## Start Material for the task

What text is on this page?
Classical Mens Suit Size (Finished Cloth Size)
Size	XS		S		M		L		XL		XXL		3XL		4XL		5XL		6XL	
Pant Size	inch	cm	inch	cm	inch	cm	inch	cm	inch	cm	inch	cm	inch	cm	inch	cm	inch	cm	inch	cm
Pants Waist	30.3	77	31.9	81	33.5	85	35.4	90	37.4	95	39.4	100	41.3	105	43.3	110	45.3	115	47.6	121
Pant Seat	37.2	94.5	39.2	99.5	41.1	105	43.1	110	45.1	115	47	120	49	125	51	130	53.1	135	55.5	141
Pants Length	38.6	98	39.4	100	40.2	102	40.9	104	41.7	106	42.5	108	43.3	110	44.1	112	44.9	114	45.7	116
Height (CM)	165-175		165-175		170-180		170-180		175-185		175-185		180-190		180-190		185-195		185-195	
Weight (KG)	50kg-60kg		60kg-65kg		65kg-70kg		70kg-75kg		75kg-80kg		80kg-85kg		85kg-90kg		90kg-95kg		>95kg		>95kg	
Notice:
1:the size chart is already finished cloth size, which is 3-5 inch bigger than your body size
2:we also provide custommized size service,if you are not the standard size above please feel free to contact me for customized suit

## End Material for the task

# What to work on
Take the entries above and transcribe them in full.

# Full response
What text is on this page?
Classical Mens Suit Size (Finished Cloth Size)
Size	XS		S		M		L		XL		XXL		3XL		4XL		5XL		6XL	
Pant Size	inch	cm	inch	cm	inch	cm	inch	cm	inch	cm	inch	cm	inch	cm	inch	cm	inch	cm	inch	cm
Pants Waist	30.3	77	31.9	81	33.5	85	35.4	90	37.4	95	39.4	100	41.3	105	43.3	110	45.3	115	47.6	121
Pant Seat	37.2	94.5	39.2	99.5	41.1	105	43.1	110	45.1	115	47	120	49	125	51	130	53.1	135	55.5	141
Pants Length	38.6	98	39.4	100	40.2	102	40.9	104	41.7	106	42.5	108	43.3	110	44.1	112	44.9	114	45.7	116
Height (CM)	165-175		165-175		170-180		170-180		175-185		175-185		180-190		180-190		185-195		185-195	
Weight (KG)	50kg-60kg		60kg-65kg		65kg-70kg		70kg-75kg		75kg-80kg		80kg-85kg		85kg-90kg		90kg-95kg		>95kg		>95kg	
Notice:
1:the size chart is already finished cloth size, which is 3-5 inch bigger than your body size
2:we also provide custommized size service,if you are not the standard size above please feel free to contact me for customized suit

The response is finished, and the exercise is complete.